XIV. SOLEDAD

REPETIDAS VECES, y muchas precisamente a raíz de cavilaciones sobre el intrincado modo de ser de Quiroga, me he preguntado qué mecanismos psicológicos, complejos, factores incognoscibles e inexplicables por lo tanto, determinan que el ser inane, y en razón directa de su indefensión, se revista en los momentos de peligro del arsenal oculto o manifiesto con que impondrá pavor. Porque cualquier apreciación aproximadamente justa de la selvatiquez y hurañía de Quiroga, da como precipitado último la más angelical bondad y el más inocente y cauto anhelo de establecer con el prójimo una camaradería sin reservas; propensión a una confraternidad pánica universal.

Mi convicción es que un exceso de ternura y una incapacidad nativa para preservarse de asechanzas y peligros de la fuerza y de la astucia brutas, lo habían blindado con una coraza aparente. Que por fin hubiera caído él mismo en la creencia de ser fuerte y de férrea voluntad, es otra cuestión. También esto era cierto, pero como la cáscara con respecto a la fruta. Pues a pesar de ser esa segunda naturaleza de adopción una idiosincrasia perfectamente superfetada a su naturaleza primaria, constituía su modo natural de ser, como las púas y los colores violentos lo son en los seres inofensivos.

Quiroga no era hombre creado por Dios para la soledad. La amaba en el aislamiento físico y espiritual, pero le daba miedo la soledad afectiva. Sufría de no amar y no de estar solo.

Familiares y amigos configuraban un elenco sentimental que integraba una superfamilia de espectros, sin que se dejara arrastrar por la simpatía o debilidad de cualquier género a la indulgencia. Así como era magnánimo en reconocer los valores y los méritos de quienquiera, así era inflexible en juzgarlos; y es muy posible que tolerase menos en quienes amaba más.

Fue confinándose hasta reducir su ámbito vi tal a un escollo.

La amistad de Quiroga no era fácil de llevar, y así como iba desprendiéndose, sin quererlo y sin poder evitarlo, de las personas ligadas por vínculos familiares que no congeniaban con él en el secreto de sus afinidades, así iba despojándose de las amistades, escogidas o no, hasta que llegó al extremo de encontrarse solo. Y lo aterrorizó. Su soledad de los últimos años resultaba de haberse ido desglosando de seres y de afectos queridos, no como quien arranca de sí pedazos de su cuerpo, sino como el árbol que al llegar el otoño pierde su follaje después de haber perdido sus flores y sus frutos.

• **DATOS PROPORCIONADOS**:
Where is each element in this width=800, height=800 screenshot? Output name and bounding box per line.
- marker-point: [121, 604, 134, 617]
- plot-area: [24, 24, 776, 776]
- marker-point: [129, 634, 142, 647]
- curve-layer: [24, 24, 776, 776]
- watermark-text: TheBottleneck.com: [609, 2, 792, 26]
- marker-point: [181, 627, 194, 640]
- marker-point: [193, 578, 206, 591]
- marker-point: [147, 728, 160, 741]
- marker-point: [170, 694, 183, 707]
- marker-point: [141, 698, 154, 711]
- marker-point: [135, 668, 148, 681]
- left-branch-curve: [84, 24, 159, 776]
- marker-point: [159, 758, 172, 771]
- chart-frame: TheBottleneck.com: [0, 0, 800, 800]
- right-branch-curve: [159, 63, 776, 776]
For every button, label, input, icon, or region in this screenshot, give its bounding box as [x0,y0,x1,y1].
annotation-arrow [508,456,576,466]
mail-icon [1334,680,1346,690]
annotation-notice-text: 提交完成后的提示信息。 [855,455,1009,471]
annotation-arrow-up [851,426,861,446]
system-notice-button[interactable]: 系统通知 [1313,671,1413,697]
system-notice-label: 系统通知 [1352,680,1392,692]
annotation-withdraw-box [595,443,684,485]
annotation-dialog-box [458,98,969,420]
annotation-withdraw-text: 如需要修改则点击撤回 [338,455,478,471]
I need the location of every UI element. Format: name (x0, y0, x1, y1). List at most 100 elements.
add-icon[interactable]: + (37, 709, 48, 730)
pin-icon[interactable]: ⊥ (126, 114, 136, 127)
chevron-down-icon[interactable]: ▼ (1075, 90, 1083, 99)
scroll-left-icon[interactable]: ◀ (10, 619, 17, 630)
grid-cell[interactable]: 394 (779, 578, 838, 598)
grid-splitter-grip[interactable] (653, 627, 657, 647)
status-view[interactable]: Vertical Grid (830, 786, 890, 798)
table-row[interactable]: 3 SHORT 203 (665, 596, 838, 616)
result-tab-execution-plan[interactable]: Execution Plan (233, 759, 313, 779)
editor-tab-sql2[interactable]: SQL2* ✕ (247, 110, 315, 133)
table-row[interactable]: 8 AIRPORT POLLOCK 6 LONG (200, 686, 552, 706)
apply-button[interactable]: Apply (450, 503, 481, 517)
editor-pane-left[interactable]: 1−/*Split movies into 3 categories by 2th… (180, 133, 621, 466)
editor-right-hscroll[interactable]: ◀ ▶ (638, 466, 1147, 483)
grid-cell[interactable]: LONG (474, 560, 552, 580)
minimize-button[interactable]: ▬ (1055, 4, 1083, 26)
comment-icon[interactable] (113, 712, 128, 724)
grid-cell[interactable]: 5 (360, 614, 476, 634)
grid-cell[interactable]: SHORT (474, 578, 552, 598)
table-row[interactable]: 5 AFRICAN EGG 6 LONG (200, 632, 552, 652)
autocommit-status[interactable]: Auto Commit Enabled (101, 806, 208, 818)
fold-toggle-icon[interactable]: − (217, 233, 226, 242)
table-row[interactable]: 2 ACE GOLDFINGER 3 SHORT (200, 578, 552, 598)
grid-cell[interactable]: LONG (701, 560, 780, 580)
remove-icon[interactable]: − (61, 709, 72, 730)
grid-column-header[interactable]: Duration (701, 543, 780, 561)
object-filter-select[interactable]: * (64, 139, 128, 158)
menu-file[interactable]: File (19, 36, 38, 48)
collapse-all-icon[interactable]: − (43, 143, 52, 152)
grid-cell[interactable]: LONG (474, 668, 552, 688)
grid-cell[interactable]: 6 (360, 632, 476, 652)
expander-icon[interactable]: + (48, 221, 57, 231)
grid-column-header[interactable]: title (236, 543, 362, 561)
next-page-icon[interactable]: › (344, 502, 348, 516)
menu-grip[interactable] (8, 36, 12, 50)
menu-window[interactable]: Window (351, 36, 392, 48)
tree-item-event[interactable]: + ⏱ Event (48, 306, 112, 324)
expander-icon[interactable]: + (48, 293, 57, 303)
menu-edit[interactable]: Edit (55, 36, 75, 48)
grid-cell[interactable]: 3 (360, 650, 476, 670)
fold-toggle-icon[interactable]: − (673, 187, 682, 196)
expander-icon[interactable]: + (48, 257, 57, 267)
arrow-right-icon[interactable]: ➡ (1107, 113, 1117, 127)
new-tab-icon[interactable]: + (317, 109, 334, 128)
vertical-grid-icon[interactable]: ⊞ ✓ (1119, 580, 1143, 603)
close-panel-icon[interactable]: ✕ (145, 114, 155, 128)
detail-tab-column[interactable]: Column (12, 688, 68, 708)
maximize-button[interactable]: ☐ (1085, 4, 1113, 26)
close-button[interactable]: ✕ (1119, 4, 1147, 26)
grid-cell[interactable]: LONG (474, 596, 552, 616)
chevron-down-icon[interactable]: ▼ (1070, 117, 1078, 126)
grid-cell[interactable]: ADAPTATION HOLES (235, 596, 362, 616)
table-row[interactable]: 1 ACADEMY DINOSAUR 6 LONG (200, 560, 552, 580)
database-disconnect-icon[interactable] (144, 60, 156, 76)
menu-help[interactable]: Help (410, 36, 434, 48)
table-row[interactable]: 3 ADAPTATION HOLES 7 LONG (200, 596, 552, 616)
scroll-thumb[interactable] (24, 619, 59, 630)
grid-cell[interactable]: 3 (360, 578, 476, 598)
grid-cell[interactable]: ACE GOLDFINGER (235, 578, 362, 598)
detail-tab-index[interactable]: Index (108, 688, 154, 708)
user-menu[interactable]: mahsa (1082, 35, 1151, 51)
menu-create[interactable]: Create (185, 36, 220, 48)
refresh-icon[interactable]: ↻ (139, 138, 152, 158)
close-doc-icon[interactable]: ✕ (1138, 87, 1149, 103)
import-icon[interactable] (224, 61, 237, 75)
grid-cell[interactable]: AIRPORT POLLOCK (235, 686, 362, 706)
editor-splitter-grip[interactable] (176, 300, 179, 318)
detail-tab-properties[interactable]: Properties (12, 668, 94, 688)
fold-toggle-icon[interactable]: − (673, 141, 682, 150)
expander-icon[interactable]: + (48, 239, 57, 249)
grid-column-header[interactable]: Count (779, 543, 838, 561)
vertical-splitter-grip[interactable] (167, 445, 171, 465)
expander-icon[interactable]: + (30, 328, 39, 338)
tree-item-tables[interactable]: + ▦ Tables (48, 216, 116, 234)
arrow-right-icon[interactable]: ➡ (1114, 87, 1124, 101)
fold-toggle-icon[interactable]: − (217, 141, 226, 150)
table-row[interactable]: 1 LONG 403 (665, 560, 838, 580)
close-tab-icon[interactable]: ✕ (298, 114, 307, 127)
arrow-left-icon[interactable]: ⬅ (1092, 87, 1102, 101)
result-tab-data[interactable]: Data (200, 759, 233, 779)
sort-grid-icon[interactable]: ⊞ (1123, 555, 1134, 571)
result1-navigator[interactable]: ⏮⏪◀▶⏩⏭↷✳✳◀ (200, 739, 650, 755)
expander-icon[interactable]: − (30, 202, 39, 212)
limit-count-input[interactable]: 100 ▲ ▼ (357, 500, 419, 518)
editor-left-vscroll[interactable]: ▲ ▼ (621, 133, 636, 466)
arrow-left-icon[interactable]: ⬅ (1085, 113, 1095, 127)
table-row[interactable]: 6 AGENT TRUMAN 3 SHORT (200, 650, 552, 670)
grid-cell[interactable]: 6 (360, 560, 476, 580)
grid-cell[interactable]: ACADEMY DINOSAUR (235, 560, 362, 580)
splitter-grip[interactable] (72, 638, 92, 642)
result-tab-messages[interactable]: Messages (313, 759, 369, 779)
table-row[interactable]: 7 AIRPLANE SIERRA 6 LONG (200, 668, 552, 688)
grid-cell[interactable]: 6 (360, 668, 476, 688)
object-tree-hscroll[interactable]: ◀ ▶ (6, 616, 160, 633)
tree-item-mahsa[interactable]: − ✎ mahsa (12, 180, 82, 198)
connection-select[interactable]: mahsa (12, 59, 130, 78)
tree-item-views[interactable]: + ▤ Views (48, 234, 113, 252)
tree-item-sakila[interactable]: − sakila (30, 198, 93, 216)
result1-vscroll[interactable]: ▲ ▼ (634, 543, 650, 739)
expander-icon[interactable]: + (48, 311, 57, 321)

• **TAREA 1**: Según la comparación final del texto sobre la soledad de Quiroga, ¿qué cosas pierde el árbol al llegar el otoño? Nómbrelas todas.
• **TAREA 2**: Transcriba del texto sobre la soledad de Quiroga todo el pasaje que va desde "Mi convicción es" hasta "los seres inofensivos.", sin alterar nada.
Los registros no tienen relación alguna con el texto.

• **RESPUESTA CORRECTA 1**: Pierde sus flores, sus frutos y su follaje.

• **RESPUESTA CORRECTA 2**:
Mi convicción es que un exceso de ternura y una incapacidad nativa para preservarse de asechanzas y peligros de la fuerza y de la astucia brutas, lo habían blindado con una coraza aparente. Que por fin hubiera caído él mismo en la creencia de ser fuerte y de férrea voluntad, es otra cuestión. También esto era cierto, pero como la cáscara con respecto a la fruta. Pues a pesar de ser esa segunda naturaleza de adopción una idiosincrasia perfectamente superfetada a su naturaleza primaria, constituía su modo natural de ser, como las púas y los colores violentos lo son en los seres inofensivos.